Figure dataset records:
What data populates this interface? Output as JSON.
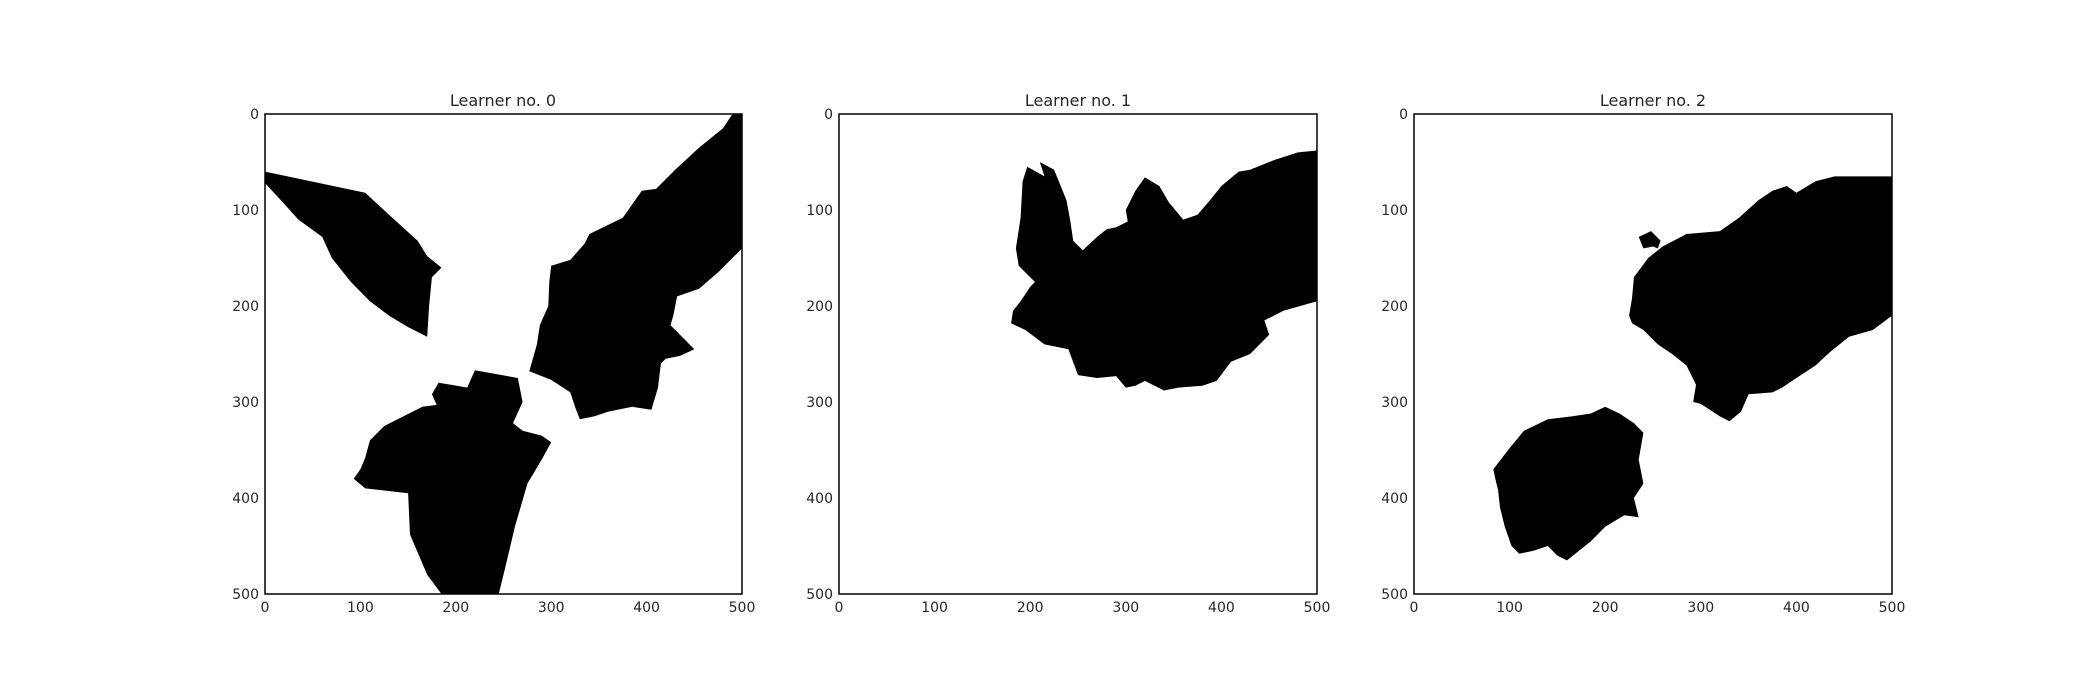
{
  "chart_data": [
    {
      "type": "heatmap",
      "title": "Learner no. 0",
      "xlabel": "",
      "ylabel": "",
      "xlim": [
        0,
        500
      ],
      "ylim": [
        500,
        0
      ],
      "xticks": [
        0,
        100,
        200,
        300,
        400,
        500
      ],
      "yticks": [
        0,
        100,
        200,
        300,
        400,
        500
      ],
      "grid": false,
      "colors": {
        "mask": "#000000",
        "background": "#ffffff"
      },
      "regions": [
        [
          [
            0,
            60
          ],
          [
            105,
            82
          ],
          [
            130,
            105
          ],
          [
            160,
            132
          ],
          [
            170,
            148
          ],
          [
            185,
            160
          ],
          [
            175,
            170
          ],
          [
            172,
            200
          ],
          [
            170,
            232
          ],
          [
            150,
            222
          ],
          [
            130,
            210
          ],
          [
            110,
            195
          ],
          [
            90,
            175
          ],
          [
            70,
            150
          ],
          [
            60,
            128
          ],
          [
            35,
            110
          ],
          [
            15,
            88
          ],
          [
            0,
            72
          ]
        ],
        [
          [
            500,
            0
          ],
          [
            500,
            140
          ],
          [
            475,
            165
          ],
          [
            455,
            182
          ],
          [
            432,
            190
          ],
          [
            428,
            210
          ],
          [
            425,
            220
          ],
          [
            440,
            235
          ],
          [
            450,
            245
          ],
          [
            435,
            252
          ],
          [
            420,
            255
          ],
          [
            415,
            260
          ],
          [
            412,
            285
          ],
          [
            405,
            308
          ],
          [
            385,
            305
          ],
          [
            360,
            310
          ],
          [
            345,
            315
          ],
          [
            330,
            318
          ],
          [
            325,
            305
          ],
          [
            320,
            290
          ],
          [
            300,
            277
          ],
          [
            277,
            268
          ],
          [
            285,
            240
          ],
          [
            288,
            220
          ],
          [
            297,
            200
          ],
          [
            298,
            175
          ],
          [
            300,
            158
          ],
          [
            320,
            152
          ],
          [
            335,
            135
          ],
          [
            340,
            125
          ],
          [
            375,
            108
          ],
          [
            395,
            80
          ],
          [
            410,
            78
          ],
          [
            430,
            58
          ],
          [
            455,
            35
          ],
          [
            480,
            15
          ],
          [
            490,
            0
          ]
        ],
        [
          [
            185,
            500
          ],
          [
            170,
            480
          ],
          [
            152,
            438
          ],
          [
            150,
            395
          ],
          [
            105,
            390
          ],
          [
            93,
            380
          ],
          [
            100,
            370
          ],
          [
            105,
            358
          ],
          [
            110,
            340
          ],
          [
            125,
            325
          ],
          [
            165,
            305
          ],
          [
            180,
            303
          ],
          [
            175,
            292
          ],
          [
            182,
            280
          ],
          [
            195,
            282
          ],
          [
            212,
            285
          ],
          [
            220,
            267
          ],
          [
            265,
            275
          ],
          [
            270,
            300
          ],
          [
            260,
            322
          ],
          [
            270,
            330
          ],
          [
            290,
            335
          ],
          [
            300,
            342
          ],
          [
            290,
            360
          ],
          [
            275,
            385
          ],
          [
            262,
            430
          ],
          [
            250,
            480
          ],
          [
            245,
            500
          ]
        ]
      ]
    },
    {
      "type": "heatmap",
      "title": "Learner no. 1",
      "xlabel": "",
      "ylabel": "",
      "xlim": [
        0,
        500
      ],
      "ylim": [
        500,
        0
      ],
      "xticks": [
        0,
        100,
        200,
        300,
        400,
        500
      ],
      "yticks": [
        0,
        100,
        200,
        300,
        400,
        500
      ],
      "grid": false,
      "colors": {
        "mask": "#000000",
        "background": "#ffffff"
      },
      "regions": [
        [
          [
            500,
            38
          ],
          [
            500,
            195
          ],
          [
            465,
            205
          ],
          [
            445,
            215
          ],
          [
            450,
            230
          ],
          [
            430,
            250
          ],
          [
            410,
            258
          ],
          [
            395,
            278
          ],
          [
            380,
            283
          ],
          [
            355,
            285
          ],
          [
            340,
            288
          ],
          [
            320,
            278
          ],
          [
            310,
            283
          ],
          [
            300,
            285
          ],
          [
            290,
            273
          ],
          [
            270,
            275
          ],
          [
            250,
            272
          ],
          [
            240,
            245
          ],
          [
            215,
            240
          ],
          [
            195,
            225
          ],
          [
            180,
            218
          ],
          [
            182,
            205
          ],
          [
            190,
            195
          ],
          [
            200,
            180
          ],
          [
            205,
            175
          ],
          [
            188,
            158
          ],
          [
            185,
            140
          ],
          [
            190,
            108
          ],
          [
            192,
            70
          ],
          [
            197,
            55
          ],
          [
            215,
            65
          ],
          [
            210,
            50
          ],
          [
            225,
            58
          ],
          [
            238,
            90
          ],
          [
            242,
            112
          ],
          [
            245,
            132
          ],
          [
            255,
            142
          ],
          [
            270,
            128
          ],
          [
            280,
            120
          ],
          [
            290,
            118
          ],
          [
            302,
            112
          ],
          [
            300,
            100
          ],
          [
            310,
            80
          ],
          [
            320,
            66
          ],
          [
            335,
            75
          ],
          [
            345,
            92
          ],
          [
            360,
            110
          ],
          [
            375,
            105
          ],
          [
            388,
            90
          ],
          [
            400,
            75
          ],
          [
            418,
            60
          ],
          [
            430,
            58
          ],
          [
            455,
            48
          ],
          [
            480,
            40
          ]
        ]
      ]
    },
    {
      "type": "heatmap",
      "title": "Learner no. 2",
      "xlabel": "",
      "ylabel": "",
      "xlim": [
        0,
        500
      ],
      "ylim": [
        500,
        0
      ],
      "xticks": [
        0,
        100,
        200,
        300,
        400,
        500
      ],
      "yticks": [
        0,
        100,
        200,
        300,
        400,
        500
      ],
      "grid": false,
      "colors": {
        "mask": "#000000",
        "background": "#ffffff"
      },
      "regions": [
        [
          [
            245,
            150
          ],
          [
            260,
            138
          ],
          [
            285,
            125
          ],
          [
            320,
            122
          ],
          [
            340,
            108
          ],
          [
            360,
            90
          ],
          [
            375,
            80
          ],
          [
            390,
            75
          ],
          [
            400,
            82
          ],
          [
            420,
            70
          ],
          [
            440,
            65
          ],
          [
            470,
            65
          ],
          [
            500,
            65
          ],
          [
            500,
            210
          ],
          [
            480,
            225
          ],
          [
            455,
            232
          ],
          [
            435,
            248
          ],
          [
            420,
            262
          ],
          [
            400,
            275
          ],
          [
            385,
            285
          ],
          [
            375,
            290
          ],
          [
            350,
            292
          ],
          [
            342,
            310
          ],
          [
            330,
            320
          ],
          [
            320,
            315
          ],
          [
            300,
            302
          ],
          [
            292,
            300
          ],
          [
            295,
            282
          ],
          [
            285,
            262
          ],
          [
            270,
            250
          ],
          [
            255,
            240
          ],
          [
            240,
            225
          ],
          [
            228,
            218
          ],
          [
            225,
            210
          ],
          [
            228,
            192
          ],
          [
            230,
            170
          ]
        ],
        [
          [
            235,
            128
          ],
          [
            248,
            122
          ],
          [
            258,
            132
          ],
          [
            255,
            140
          ],
          [
            250,
            138
          ],
          [
            240,
            140
          ]
        ],
        [
          [
            83,
            370
          ],
          [
            100,
            348
          ],
          [
            115,
            330
          ],
          [
            140,
            318
          ],
          [
            165,
            315
          ],
          [
            185,
            312
          ],
          [
            200,
            305
          ],
          [
            215,
            312
          ],
          [
            230,
            322
          ],
          [
            240,
            332
          ],
          [
            235,
            360
          ],
          [
            240,
            385
          ],
          [
            230,
            400
          ],
          [
            235,
            420
          ],
          [
            220,
            418
          ],
          [
            200,
            430
          ],
          [
            185,
            445
          ],
          [
            160,
            465
          ],
          [
            150,
            460
          ],
          [
            140,
            450
          ],
          [
            125,
            455
          ],
          [
            110,
            458
          ],
          [
            102,
            450
          ],
          [
            95,
            430
          ],
          [
            90,
            410
          ],
          [
            88,
            392
          ],
          [
            85,
            380
          ]
        ]
      ]
    }
  ]
}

** EXERCISE OBJECTIVE **
Respond with the number of lines containing "title" and no additional words.

** COMPLETE ANSWER **
3